start

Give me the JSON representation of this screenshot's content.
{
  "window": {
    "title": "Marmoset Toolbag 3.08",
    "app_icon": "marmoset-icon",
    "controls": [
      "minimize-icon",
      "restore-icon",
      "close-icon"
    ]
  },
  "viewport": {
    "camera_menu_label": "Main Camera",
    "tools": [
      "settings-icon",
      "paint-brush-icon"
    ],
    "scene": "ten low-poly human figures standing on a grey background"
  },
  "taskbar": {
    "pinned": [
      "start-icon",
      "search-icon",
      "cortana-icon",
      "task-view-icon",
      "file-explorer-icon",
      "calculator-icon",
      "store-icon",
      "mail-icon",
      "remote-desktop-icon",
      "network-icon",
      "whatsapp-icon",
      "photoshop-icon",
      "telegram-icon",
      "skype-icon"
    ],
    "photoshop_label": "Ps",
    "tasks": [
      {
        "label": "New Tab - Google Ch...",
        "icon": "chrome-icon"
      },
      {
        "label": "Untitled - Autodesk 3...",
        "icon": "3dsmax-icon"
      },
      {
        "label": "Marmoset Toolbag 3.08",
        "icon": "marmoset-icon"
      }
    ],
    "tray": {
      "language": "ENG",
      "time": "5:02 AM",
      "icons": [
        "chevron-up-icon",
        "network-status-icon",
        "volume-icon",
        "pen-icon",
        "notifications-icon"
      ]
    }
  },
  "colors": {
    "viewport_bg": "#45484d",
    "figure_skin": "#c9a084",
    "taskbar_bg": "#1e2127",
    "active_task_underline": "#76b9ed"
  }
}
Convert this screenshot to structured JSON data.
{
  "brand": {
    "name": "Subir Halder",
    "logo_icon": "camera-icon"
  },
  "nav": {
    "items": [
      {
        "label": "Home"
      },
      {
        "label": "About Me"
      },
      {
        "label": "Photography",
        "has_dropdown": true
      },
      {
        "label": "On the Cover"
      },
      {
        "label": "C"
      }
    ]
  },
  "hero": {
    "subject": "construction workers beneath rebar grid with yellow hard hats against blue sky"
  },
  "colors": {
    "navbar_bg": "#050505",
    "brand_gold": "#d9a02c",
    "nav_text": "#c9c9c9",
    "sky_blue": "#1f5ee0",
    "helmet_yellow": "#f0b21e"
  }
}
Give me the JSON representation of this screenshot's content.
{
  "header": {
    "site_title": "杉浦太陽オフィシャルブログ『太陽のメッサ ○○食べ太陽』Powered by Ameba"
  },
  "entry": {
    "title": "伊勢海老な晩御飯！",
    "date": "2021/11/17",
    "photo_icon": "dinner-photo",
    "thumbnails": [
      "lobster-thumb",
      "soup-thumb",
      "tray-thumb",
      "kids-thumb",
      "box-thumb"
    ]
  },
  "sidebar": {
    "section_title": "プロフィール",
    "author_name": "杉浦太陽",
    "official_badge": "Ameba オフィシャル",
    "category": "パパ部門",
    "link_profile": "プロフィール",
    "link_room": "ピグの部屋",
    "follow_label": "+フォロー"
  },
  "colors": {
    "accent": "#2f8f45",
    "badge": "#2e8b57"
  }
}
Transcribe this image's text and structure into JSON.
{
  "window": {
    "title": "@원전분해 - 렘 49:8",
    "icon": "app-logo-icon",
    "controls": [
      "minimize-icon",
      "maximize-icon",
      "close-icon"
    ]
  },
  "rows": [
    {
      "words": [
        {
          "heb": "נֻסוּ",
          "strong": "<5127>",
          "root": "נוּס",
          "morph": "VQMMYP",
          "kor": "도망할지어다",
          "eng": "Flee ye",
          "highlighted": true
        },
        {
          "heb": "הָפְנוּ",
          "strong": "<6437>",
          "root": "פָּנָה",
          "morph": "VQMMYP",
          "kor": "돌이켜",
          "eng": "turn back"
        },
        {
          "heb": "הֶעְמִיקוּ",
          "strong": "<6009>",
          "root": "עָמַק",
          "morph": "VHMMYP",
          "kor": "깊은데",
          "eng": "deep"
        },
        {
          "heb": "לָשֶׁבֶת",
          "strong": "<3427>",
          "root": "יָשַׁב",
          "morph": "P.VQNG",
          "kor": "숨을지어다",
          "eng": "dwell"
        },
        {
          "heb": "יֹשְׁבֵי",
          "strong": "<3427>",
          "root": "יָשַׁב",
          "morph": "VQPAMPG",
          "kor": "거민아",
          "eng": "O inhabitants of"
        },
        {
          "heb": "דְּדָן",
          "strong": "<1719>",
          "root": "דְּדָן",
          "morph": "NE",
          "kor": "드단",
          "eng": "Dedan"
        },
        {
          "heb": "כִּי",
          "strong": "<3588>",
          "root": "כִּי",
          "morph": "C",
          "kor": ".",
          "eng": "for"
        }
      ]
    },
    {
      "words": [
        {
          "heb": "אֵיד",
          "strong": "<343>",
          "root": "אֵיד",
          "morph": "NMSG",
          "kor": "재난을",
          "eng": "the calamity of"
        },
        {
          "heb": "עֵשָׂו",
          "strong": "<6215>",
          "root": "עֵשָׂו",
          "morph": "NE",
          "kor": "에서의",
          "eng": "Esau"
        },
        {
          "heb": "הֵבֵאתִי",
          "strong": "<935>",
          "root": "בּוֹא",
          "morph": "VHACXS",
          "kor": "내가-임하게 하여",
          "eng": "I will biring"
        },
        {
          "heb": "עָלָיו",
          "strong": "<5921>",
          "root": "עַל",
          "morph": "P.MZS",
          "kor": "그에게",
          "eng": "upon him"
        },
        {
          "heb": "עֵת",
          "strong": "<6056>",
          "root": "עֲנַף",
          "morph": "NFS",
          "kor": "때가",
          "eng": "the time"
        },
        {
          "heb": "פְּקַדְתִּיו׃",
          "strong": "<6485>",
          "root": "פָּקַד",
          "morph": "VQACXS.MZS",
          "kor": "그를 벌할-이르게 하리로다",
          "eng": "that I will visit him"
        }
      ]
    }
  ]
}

end

Brief. Please output the entries above, every line exactly as it reads.

Final result.
Give me the JSON representation of this screenshot's content.
{
  "window": {
    "title": "Marmoset Toolbag 3.08",
    "app_icon": "marmoset-icon",
    "controls": [
      "minimize-icon",
      "restore-icon",
      "close-icon"
    ]
  },
  "viewport": {
    "camera_menu_label": "Main Camera",
    "tools": [
      "settings-icon",
      "paint-brush-icon"
    ],
    "scene": "ten low-poly human figures standing on a grey background"
  },
  "taskbar": {
    "pinned": [
      "start-icon",
      "search-icon",
      "cortana-icon",
      "task-view-icon",
      "file-explorer-icon",
      "calculator-icon",
      "store-icon",
      "mail-icon",
      "remote-desktop-icon",
      "network-icon",
      "whatsapp-icon",
      "photoshop-icon",
      "telegram-icon",
      "skype-icon"
    ],
    "photoshop_label": "Ps",
    "tasks": [
      {
        "label": "New Tab - Google Ch...",
        "icon": "chrome-icon"
      },
      {
        "label": "Untitled - Autodesk 3...",
        "icon": "3dsmax-icon"
      },
      {
        "label": "Marmoset Toolbag 3.08",
        "icon": "marmoset-icon"
      }
    ],
    "tray": {
      "language": "ENG",
      "time": "5:02 AM",
      "icons": [
        "chevron-up-icon",
        "network-status-icon",
        "volume-icon",
        "pen-icon",
        "notifications-icon"
      ]
    }
  },
  "colors": {
    "viewport_bg": "#45484d",
    "figure_skin": "#c9a084",
    "taskbar_bg": "#1e2127",
    "active_task_underline": "#76b9ed"
  }
}
Convert this screenshot to structured JSON data.
{
  "brand": {
    "name": "Subir Halder",
    "logo_icon": "camera-icon"
  },
  "nav": {
    "items": [
      {
        "label": "Home"
      },
      {
        "label": "About Me"
      },
      {
        "label": "Photography",
        "has_dropdown": true
      },
      {
        "label": "On the Cover"
      },
      {
        "label": "C"
      }
    ]
  },
  "hero": {
    "subject": "construction workers beneath rebar grid with yellow hard hats against blue sky"
  },
  "colors": {
    "navbar_bg": "#050505",
    "brand_gold": "#d9a02c",
    "nav_text": "#c9c9c9",
    "sky_blue": "#1f5ee0",
    "helmet_yellow": "#f0b21e"
  }
}
Give me the JSON representation of this screenshot's content.
{
  "header": {
    "site_title": "杉浦太陽オフィシャルブログ『太陽のメッサ ○○食べ太陽』Powered by Ameba"
  },
  "entry": {
    "title": "伊勢海老な晩御飯！",
    "date": "2021/11/17",
    "photo_icon": "dinner-photo",
    "thumbnails": [
      "lobster-thumb",
      "soup-thumb",
      "tray-thumb",
      "kids-thumb",
      "box-thumb"
    ]
  },
  "sidebar": {
    "section_title": "プロフィール",
    "author_name": "杉浦太陽",
    "official_badge": "Ameba オフィシャル",
    "category": "パパ部門",
    "link_profile": "プロフィール",
    "link_room": "ピグの部屋",
    "follow_label": "+フォロー"
  },
  "colors": {
    "accent": "#2f8f45",
    "badge": "#2e8b57"
  }
}
Transcribe this image's text and structure into JSON.
{
  "window": {
    "title": "@원전분해 - 렘 49:8",
    "icon": "app-logo-icon",
    "controls": [
      "minimize-icon",
      "maximize-icon",
      "close-icon"
    ]
  },
  "rows": [
    {
      "words": [
        {
          "heb": "נֻסוּ",
          "strong": "<5127>",
          "root": "נוּס",
          "morph": "VQMMYP",
          "kor": "도망할지어다",
          "eng": "Flee ye",
          "highlighted": true
        },
        {
          "heb": "הָפְנוּ",
          "strong": "<6437>",
          "root": "פָּנָה",
          "morph": "VQMMYP",
          "kor": "돌이켜",
          "eng": "turn back"
        },
        {
          "heb": "הֶעְמִיקוּ",
          "strong": "<6009>",
          "root": "עָמַק",
          "morph": "VHMMYP",
          "kor": "깊은데",
          "eng": "deep"
        },
        {
          "heb": "לָשֶׁבֶת",
          "strong": "<3427>",
          "root": "יָשַׁב",
          "morph": "P.VQNG",
          "kor": "숨을지어다",
          "eng": "dwell"
        },
        {
          "heb": "יֹשְׁבֵי",
          "strong": "<3427>",
          "root": "יָשַׁב",
          "morph": "VQPAMPG",
          "kor": "거민아",
          "eng": "O inhabitants of"
        },
        {
          "heb": "דְּדָן",
          "strong": "<1719>",
          "root": "דְּדָן",
          "morph": "NE",
          "kor": "드단",
          "eng": "Dedan"
        },
        {
          "heb": "כִּי",
          "strong": "<3588>",
          "root": "כִּי",
          "morph": "C",
          "kor": ".",
          "eng": "for"
        }
      ]
    },
    {
      "words": [
        {
          "heb": "אֵיד",
          "strong": "<343>",
          "root": "אֵיד",
          "morph": "NMSG",
          "kor": "재난을",
          "eng": "the calamity of"
        },
        {
          "heb": "עֵשָׂו",
          "strong": "<6215>",
          "root": "עֵשָׂו",
          "morph": "NE",
          "kor": "에서의",
          "eng": "Esau"
        },
        {
          "heb": "הֵבֵאתִי",
          "strong": "<935>",
          "root": "בּוֹא",
          "morph": "VHACXS",
          "kor": "내가-임하게 하여",
          "eng": "I will biring"
        },
        {
          "heb": "עָלָיו",
          "strong": "<5921>",
          "root": "עַל",
          "morph": "P.MZS",
          "kor": "그에게",
          "eng": "upon him"
        },
        {
          "heb": "עֵת",
          "strong": "<6056>",
          "root": "עֲנַף",
          "morph": "NFS",
          "kor": "때가",
          "eng": "the time"
        },
        {
          "heb": "פְּקַדְתִּיו׃",
          "strong": "<6485>",
          "root": "פָּקַד",
          "morph": "VQACXS.MZS",
          "kor": "그를 벌할-이르게 하리로다",
          "eng": "that I will visit him"
        }
      ]
    }
  ]
}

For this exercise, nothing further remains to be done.